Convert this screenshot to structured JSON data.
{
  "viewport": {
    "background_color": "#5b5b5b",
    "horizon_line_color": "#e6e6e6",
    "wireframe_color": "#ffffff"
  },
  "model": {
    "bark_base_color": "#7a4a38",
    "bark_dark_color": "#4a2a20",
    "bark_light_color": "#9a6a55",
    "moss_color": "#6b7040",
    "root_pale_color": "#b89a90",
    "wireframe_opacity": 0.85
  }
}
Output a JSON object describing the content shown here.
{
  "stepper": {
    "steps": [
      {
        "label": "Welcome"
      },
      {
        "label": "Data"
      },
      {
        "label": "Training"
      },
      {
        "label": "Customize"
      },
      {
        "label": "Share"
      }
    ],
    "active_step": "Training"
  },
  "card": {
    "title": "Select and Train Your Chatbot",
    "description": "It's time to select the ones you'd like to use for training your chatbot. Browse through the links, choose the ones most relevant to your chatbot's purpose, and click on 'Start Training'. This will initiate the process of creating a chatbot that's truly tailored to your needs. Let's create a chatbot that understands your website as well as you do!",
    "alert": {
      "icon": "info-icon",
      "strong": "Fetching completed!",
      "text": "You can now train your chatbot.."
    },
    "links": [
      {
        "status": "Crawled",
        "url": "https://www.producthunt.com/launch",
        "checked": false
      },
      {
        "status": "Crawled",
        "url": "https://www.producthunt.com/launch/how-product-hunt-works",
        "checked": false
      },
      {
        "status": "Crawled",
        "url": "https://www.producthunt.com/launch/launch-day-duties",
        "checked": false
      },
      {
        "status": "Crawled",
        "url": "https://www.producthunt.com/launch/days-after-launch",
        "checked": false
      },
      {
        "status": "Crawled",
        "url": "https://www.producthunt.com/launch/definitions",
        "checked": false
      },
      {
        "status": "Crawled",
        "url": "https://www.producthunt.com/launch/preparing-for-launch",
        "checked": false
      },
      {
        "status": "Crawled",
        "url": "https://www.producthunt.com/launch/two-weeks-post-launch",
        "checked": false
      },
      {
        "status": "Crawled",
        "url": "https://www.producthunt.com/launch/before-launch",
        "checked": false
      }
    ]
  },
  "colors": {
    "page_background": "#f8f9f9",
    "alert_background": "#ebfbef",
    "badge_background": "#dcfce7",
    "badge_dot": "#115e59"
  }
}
※ ※ ※
[Short task]
Write out all of the records above exactly as they appear.

[Answer to this exercise]
Convert this screenshot to structured JSON data.
{
  "viewport": {
    "background_color": "#5b5b5b",
    "horizon_line_color": "#e6e6e6",
    "wireframe_color": "#ffffff"
  },
  "model": {
    "bark_base_color": "#7a4a38",
    "bark_dark_color": "#4a2a20",
    "bark_light_color": "#9a6a55",
    "moss_color": "#6b7040",
    "root_pale_color": "#b89a90",
    "wireframe_opacity": 0.85
  }
}
Output a JSON object describing the content shown here.
{
  "stepper": {
    "steps": [
      {
        "label": "Welcome"
      },
      {
        "label": "Data"
      },
      {
        "label": "Training"
      },
      {
        "label": "Customize"
      },
      {
        "label": "Share"
      }
    ],
    "active_step": "Training"
  },
  "card": {
    "title": "Select and Train Your Chatbot",
    "description": "It's time to select the ones you'd like to use for training your chatbot. Browse through the links, choose the ones most relevant to your chatbot's purpose, and click on 'Start Training'. This will initiate the process of creating a chatbot that's truly tailored to your needs. Let's create a chatbot that understands your website as well as you do!",
    "alert": {
      "icon": "info-icon",
      "strong": "Fetching completed!",
      "text": "You can now train your chatbot.."
    },
    "links": [
      {
        "status": "Crawled",
        "url": "https://www.producthunt.com/launch",
        "checked": false
      },
      {
        "status": "Crawled",
        "url": "https://www.producthunt.com/launch/how-product-hunt-works",
        "checked": false
      },
      {
        "status": "Crawled",
        "url": "https://www.producthunt.com/launch/launch-day-duties",
        "checked": false
      },
      {
        "status": "Crawled",
        "url": "https://www.producthunt.com/launch/days-after-launch",
        "checked": false
      },
      {
        "status": "Crawled",
        "url": "https://www.producthunt.com/launch/definitions",
        "checked": false
      },
      {
        "status": "Crawled",
        "url": "https://www.producthunt.com/launch/preparing-for-launch",
        "checked": false
      },
      {
        "status": "Crawled",
        "url": "https://www.producthunt.com/launch/two-weeks-post-launch",
        "checked": false
      },
      {
        "status": "Crawled",
        "url": "https://www.producthunt.com/launch/before-launch",
        "checked": false
      }
    ]
  },
  "colors": {
    "page_background": "#f8f9f9",
    "alert_background": "#ebfbef",
    "badge_background": "#dcfce7",
    "badge_dot": "#115e59"
  }
}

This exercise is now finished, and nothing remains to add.